=== Input data ===
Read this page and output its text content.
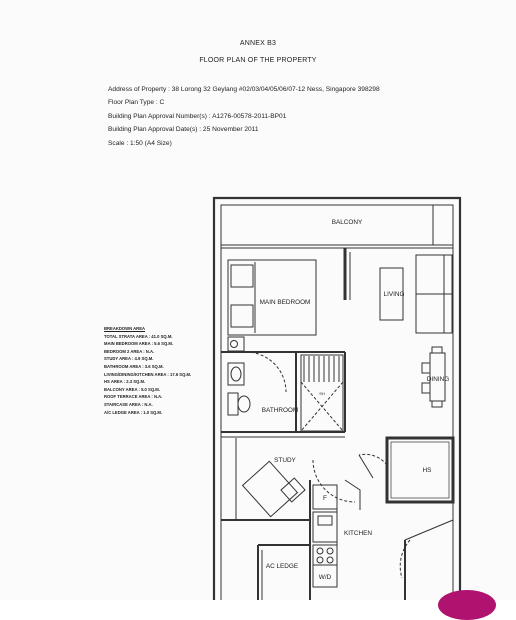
ANNEX B3
FLOOR PLAN OF THE PROPERTY
Address of Property : 38 Lorong 32 Geylang #02/03/04/05/06/07-12 Ness, Singapore 398298
Floor Plan Type : C
Building Plan Approval Number(s) : A1276-00578-2011-BP01
Building Plan Approval Date(s) : 25 November 2011
Scale : 1:50 (A4 Size)
BREAKDOWN AREA
TOTAL STRATA AREA : 41.0 SQ.M.
MAIN BEDROOM AREA : 5.6 SQ.M.
BEDROOM 2 AREA : N.A.
STUDY AREA : 4.9 SQ.M.
BATHROOM AREA : 3.6 SQ.M.
LIVING/DINING/KITCHEN AREA : 17.6 SQ.M.
HS AREA : 2.3 SQ.M.
BALCONY AREA : 5.0 SQ.M.
ROOF TERRACE AREA : N.A.
STAIRCASE AREA : N.A.
A/C LEDGE AREA : 1.0 SQ.M.
BALCONY
MAIN BEDROOM
LIVING
DINING
BATHROOM
STUDY
HS
KITCHEN
AC LEDGE
F
W/D
SH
===
» **Written instruction**
Go through the preceding material and copy each line that has the word "KITCHEN".

» **Reply to the exercise**
LIVING/DINING/KITCHEN AREA : 17.6 SQ.M.
KITCHEN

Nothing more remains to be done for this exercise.